Dataset items:
Start

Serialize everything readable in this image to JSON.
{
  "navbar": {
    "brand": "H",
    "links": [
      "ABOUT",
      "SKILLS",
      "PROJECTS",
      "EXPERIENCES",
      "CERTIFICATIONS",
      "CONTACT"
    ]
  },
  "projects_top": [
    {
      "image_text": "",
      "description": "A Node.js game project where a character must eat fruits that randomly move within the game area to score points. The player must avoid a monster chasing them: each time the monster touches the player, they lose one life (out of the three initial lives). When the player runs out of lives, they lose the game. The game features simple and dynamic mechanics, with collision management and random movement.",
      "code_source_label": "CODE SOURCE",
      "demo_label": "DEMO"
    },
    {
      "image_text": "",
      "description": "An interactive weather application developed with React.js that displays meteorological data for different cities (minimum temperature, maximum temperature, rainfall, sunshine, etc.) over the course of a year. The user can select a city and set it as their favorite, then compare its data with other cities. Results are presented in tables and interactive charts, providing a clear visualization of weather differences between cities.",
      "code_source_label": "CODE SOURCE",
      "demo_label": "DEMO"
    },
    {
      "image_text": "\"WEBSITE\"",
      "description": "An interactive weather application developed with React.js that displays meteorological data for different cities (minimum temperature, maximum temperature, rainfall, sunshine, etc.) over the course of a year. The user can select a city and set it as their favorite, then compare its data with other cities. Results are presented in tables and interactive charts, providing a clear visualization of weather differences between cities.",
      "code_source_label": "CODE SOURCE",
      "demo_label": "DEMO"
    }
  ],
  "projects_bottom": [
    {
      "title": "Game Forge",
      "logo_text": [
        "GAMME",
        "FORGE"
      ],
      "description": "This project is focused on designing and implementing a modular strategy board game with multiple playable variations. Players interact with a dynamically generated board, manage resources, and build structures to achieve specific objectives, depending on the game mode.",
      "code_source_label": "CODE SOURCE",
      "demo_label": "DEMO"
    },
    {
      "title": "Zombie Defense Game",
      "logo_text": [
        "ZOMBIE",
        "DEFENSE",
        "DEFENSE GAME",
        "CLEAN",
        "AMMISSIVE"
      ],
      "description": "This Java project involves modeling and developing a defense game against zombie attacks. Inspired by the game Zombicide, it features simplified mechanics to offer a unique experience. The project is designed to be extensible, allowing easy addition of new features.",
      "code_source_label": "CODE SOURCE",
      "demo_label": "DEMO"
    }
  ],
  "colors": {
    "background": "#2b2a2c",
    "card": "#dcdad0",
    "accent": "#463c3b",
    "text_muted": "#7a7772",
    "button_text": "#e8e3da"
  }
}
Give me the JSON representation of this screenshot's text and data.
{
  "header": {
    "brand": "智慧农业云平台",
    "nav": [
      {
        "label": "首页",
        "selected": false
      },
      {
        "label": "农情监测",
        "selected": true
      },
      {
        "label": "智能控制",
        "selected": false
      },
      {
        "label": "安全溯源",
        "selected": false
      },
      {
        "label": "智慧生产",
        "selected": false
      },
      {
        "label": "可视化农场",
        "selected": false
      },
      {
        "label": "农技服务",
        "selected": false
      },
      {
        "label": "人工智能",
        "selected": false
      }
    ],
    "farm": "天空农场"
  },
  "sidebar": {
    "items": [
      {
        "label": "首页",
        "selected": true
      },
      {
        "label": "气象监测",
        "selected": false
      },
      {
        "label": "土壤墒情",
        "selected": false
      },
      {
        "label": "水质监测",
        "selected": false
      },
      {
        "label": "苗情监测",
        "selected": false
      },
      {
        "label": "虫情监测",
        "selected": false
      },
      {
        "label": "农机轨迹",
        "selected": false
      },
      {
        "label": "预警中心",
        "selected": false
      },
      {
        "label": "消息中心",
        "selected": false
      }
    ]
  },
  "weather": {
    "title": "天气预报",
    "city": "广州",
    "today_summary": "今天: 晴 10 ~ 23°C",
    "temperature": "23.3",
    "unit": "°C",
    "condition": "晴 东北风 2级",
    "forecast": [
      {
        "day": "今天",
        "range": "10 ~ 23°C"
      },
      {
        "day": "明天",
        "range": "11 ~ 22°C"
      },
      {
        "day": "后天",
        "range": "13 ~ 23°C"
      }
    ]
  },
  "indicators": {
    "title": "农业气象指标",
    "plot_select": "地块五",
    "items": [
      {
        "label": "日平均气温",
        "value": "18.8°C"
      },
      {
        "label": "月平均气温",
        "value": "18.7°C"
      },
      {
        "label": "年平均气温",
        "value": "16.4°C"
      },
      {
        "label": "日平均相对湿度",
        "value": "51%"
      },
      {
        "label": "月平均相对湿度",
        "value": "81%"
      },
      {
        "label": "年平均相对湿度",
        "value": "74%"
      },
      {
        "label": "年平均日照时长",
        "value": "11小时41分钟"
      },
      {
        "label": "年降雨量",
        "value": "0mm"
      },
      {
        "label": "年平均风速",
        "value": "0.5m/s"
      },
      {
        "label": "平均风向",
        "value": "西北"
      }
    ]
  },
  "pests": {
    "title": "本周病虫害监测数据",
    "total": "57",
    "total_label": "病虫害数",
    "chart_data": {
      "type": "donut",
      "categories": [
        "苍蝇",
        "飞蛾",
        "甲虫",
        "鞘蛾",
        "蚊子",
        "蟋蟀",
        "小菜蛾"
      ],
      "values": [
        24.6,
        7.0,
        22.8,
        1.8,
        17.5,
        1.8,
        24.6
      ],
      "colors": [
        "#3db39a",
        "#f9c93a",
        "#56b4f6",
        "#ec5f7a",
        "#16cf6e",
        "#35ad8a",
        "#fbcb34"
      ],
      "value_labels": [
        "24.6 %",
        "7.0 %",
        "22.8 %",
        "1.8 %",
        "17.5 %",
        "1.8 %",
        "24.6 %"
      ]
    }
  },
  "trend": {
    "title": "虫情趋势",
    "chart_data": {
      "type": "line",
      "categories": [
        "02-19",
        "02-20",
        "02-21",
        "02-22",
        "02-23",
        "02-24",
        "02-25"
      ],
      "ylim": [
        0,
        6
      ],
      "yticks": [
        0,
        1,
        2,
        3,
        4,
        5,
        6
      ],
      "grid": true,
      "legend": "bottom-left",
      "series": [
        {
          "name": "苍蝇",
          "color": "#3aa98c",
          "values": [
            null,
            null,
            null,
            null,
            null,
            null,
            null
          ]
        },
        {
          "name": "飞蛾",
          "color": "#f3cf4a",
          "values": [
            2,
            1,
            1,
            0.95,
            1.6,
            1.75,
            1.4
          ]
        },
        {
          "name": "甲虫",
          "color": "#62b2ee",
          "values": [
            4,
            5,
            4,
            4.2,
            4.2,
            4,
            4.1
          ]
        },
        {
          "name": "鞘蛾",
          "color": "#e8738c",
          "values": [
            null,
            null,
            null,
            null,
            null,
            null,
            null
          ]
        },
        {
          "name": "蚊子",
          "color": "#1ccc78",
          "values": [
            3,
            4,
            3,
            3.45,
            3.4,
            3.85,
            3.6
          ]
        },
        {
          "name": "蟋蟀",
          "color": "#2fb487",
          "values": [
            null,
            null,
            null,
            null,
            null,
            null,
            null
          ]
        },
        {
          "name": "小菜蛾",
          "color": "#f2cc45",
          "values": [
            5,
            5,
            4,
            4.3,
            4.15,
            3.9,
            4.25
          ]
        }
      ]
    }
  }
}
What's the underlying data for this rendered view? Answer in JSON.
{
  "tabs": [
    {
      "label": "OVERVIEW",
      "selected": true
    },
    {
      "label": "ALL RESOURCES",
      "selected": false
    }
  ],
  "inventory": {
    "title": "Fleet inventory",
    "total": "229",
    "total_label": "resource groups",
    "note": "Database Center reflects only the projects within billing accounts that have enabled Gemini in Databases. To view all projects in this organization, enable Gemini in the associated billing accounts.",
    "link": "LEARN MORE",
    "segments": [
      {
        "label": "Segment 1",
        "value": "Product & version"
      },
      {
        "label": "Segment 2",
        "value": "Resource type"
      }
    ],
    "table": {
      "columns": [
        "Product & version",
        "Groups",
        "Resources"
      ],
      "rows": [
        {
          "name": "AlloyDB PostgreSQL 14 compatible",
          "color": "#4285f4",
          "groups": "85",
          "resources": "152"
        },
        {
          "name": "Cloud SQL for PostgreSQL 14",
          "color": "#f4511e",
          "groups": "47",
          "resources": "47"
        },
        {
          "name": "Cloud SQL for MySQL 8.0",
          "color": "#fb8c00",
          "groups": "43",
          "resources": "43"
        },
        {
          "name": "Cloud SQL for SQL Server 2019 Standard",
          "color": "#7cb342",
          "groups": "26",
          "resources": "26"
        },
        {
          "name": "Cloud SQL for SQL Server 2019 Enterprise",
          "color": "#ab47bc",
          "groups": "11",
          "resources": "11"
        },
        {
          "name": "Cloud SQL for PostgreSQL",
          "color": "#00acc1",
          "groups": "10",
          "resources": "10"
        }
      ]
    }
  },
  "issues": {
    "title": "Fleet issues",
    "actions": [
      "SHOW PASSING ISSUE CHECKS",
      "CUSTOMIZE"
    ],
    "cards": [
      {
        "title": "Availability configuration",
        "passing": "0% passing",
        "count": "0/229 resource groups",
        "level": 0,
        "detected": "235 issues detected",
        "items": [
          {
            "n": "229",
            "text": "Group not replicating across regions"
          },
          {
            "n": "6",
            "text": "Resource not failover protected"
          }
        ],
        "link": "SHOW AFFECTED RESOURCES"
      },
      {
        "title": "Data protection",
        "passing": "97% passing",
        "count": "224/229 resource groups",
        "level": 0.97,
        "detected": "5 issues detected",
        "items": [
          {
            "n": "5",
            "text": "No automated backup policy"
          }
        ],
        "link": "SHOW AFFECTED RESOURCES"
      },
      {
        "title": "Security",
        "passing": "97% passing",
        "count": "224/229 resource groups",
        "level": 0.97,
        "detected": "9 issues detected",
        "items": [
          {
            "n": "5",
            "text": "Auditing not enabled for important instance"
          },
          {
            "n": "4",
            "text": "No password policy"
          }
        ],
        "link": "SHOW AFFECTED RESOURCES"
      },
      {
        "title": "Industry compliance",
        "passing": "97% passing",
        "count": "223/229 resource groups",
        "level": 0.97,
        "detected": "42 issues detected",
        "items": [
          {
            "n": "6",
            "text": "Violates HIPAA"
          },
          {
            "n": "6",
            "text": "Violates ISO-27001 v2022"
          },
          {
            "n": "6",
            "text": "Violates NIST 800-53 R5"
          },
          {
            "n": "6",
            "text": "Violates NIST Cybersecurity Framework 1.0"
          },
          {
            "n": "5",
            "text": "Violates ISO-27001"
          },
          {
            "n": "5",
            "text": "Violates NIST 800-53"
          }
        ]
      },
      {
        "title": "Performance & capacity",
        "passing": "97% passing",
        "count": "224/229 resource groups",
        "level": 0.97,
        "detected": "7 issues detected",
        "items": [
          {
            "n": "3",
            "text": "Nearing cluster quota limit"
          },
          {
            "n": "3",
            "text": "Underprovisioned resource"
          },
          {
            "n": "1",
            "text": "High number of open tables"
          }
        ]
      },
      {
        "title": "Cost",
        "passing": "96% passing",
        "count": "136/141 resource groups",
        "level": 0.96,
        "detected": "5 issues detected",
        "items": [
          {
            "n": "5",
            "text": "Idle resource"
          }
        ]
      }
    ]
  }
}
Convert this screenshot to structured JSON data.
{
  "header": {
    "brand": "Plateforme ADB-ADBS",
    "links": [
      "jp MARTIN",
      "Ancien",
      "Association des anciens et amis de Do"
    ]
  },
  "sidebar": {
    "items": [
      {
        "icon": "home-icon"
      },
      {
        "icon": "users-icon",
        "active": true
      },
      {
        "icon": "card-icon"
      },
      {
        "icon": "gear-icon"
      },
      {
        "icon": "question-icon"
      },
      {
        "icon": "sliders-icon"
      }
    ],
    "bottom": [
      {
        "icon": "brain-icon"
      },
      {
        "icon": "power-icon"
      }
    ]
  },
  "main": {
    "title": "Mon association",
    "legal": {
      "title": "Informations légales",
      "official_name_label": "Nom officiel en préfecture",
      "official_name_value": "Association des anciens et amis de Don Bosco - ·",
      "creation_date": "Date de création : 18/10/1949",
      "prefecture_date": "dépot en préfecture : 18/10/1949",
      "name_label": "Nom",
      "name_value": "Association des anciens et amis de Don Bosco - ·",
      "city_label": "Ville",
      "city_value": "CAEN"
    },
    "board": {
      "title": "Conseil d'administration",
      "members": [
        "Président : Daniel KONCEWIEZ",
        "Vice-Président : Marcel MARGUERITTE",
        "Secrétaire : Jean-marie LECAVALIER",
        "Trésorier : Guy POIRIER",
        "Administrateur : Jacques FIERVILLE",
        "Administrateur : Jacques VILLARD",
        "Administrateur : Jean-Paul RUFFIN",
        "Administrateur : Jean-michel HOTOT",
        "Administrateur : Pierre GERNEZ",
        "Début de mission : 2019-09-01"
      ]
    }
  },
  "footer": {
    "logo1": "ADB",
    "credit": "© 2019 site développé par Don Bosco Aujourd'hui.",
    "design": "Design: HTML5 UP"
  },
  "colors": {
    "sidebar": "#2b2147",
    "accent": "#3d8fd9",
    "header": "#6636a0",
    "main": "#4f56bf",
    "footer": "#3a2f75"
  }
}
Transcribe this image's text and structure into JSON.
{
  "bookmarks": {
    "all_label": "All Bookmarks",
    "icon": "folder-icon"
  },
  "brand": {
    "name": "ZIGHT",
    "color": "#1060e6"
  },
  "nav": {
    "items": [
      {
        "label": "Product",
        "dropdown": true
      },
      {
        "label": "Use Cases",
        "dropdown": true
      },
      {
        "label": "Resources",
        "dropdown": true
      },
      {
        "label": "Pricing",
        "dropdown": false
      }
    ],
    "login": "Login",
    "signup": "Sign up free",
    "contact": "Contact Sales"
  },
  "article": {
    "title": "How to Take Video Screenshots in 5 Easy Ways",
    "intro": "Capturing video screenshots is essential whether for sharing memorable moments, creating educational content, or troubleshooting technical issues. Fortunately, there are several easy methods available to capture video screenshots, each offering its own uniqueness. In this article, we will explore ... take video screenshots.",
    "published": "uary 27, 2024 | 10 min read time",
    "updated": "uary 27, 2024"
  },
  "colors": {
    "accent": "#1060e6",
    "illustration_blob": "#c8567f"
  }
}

End

WORK TO DO -
Where a line contains the string "préfecture", extract that line.

COMPLETED EXERCISE -
      "official_name_label": "Nom officiel en préfecture",
      "prefecture_date": "dépot en préfecture : 18/10/1949",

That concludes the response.